Give back the full material, exactly as it reads.

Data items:
[BEGIN]
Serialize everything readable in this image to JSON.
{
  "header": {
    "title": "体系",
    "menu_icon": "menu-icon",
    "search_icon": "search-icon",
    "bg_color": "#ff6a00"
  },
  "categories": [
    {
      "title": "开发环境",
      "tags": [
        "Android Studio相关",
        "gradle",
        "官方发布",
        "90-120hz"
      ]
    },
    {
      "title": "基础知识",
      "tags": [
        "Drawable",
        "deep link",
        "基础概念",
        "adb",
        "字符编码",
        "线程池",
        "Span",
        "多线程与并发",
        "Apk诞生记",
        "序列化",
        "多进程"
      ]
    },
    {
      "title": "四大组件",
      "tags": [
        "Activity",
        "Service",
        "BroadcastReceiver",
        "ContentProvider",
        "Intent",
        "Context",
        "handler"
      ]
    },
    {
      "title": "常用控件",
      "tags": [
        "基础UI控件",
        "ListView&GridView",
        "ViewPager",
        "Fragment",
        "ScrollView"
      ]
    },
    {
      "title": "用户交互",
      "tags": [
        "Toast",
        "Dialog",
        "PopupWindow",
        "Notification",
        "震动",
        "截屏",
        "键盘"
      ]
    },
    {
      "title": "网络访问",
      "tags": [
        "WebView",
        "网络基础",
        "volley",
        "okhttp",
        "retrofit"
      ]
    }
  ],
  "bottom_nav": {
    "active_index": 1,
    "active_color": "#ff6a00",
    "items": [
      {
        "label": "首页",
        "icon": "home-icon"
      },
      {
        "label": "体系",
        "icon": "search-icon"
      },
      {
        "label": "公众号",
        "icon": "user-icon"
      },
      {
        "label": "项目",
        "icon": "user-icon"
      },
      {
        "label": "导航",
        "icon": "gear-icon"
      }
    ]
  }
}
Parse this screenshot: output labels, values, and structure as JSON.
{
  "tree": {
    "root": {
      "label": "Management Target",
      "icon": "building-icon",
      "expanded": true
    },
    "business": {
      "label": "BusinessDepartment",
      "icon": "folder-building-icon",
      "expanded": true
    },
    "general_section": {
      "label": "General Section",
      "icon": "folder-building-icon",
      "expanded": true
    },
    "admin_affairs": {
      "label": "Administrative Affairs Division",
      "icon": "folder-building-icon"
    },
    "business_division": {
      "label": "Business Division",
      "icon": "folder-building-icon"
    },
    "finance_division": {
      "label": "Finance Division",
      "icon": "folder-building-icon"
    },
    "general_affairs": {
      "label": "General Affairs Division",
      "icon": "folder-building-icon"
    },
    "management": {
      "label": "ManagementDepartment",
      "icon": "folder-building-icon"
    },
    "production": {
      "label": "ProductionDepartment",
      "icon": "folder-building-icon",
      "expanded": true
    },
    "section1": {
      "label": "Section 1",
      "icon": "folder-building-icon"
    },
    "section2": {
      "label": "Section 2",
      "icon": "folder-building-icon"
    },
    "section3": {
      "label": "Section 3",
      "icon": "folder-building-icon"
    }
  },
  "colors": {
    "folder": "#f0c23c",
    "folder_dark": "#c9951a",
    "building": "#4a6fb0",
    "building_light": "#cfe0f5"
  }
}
[END]
→ Solution to this problem:
Serialize everything readable in this image to JSON.
{
  "header": {
    "title": "体系",
    "menu_icon": "menu-icon",
    "search_icon": "search-icon",
    "bg_color": "#ff6a00"
  },
  "categories": [
    {
      "title": "开发环境",
      "tags": [
        "Android Studio相关",
        "gradle",
        "官方发布",
        "90-120hz"
      ]
    },
    {
      "title": "基础知识",
      "tags": [
        "Drawable",
        "deep link",
        "基础概念",
        "adb",
        "字符编码",
        "线程池",
        "Span",
        "多线程与并发",
        "Apk诞生记",
        "序列化",
        "多进程"
      ]
    },
    {
      "title": "四大组件",
      "tags": [
        "Activity",
        "Service",
        "BroadcastReceiver",
        "ContentProvider",
        "Intent",
        "Context",
        "handler"
      ]
    },
    {
      "title": "常用控件",
      "tags": [
        "基础UI控件",
        "ListView&GridView",
        "ViewPager",
        "Fragment",
        "ScrollView"
      ]
    },
    {
      "title": "用户交互",
      "tags": [
        "Toast",
        "Dialog",
        "PopupWindow",
        "Notification",
        "震动",
        "截屏",
        "键盘"
      ]
    },
    {
      "title": "网络访问",
      "tags": [
        "WebView",
        "网络基础",
        "volley",
        "okhttp",
        "retrofit"
      ]
    }
  ],
  "bottom_nav": {
    "active_index": 1,
    "active_color": "#ff6a00",
    "items": [
      {
        "label": "首页",
        "icon": "home-icon"
      },
      {
        "label": "体系",
        "icon": "search-icon"
      },
      {
        "label": "公众号",
        "icon": "user-icon"
      },
      {
        "label": "项目",
        "icon": "user-icon"
      },
      {
        "label": "导航",
        "icon": "gear-icon"
      }
    ]
  }
}
Parse this screenshot: output labels, values, and structure as JSON.
{
  "tree": {
    "root": {
      "label": "Management Target",
      "icon": "building-icon",
      "expanded": true
    },
    "business": {
      "label": "BusinessDepartment",
      "icon": "folder-building-icon",
      "expanded": true
    },
    "general_section": {
      "label": "General Section",
      "icon": "folder-building-icon",
      "expanded": true
    },
    "admin_affairs": {
      "label": "Administrative Affairs Division",
      "icon": "folder-building-icon"
    },
    "business_division": {
      "label": "Business Division",
      "icon": "folder-building-icon"
    },
    "finance_division": {
      "label": "Finance Division",
      "icon": "folder-building-icon"
    },
    "general_affairs": {
      "label": "General Affairs Division",
      "icon": "folder-building-icon"
    },
    "management": {
      "label": "ManagementDepartment",
      "icon": "folder-building-icon"
    },
    "production": {
      "label": "ProductionDepartment",
      "icon": "folder-building-icon",
      "expanded": true
    },
    "section1": {
      "label": "Section 1",
      "icon": "folder-building-icon"
    },
    "section2": {
      "label": "Section 2",
      "icon": "folder-building-icon"
    },
    "section3": {
      "label": "Section 3",
      "icon": "folder-building-icon"
    }
  },
  "colors": {
    "folder": "#f0c23c",
    "folder_dark": "#c9951a",
    "building": "#4a6fb0",
    "building_light": "#cfe0f5"
  }
}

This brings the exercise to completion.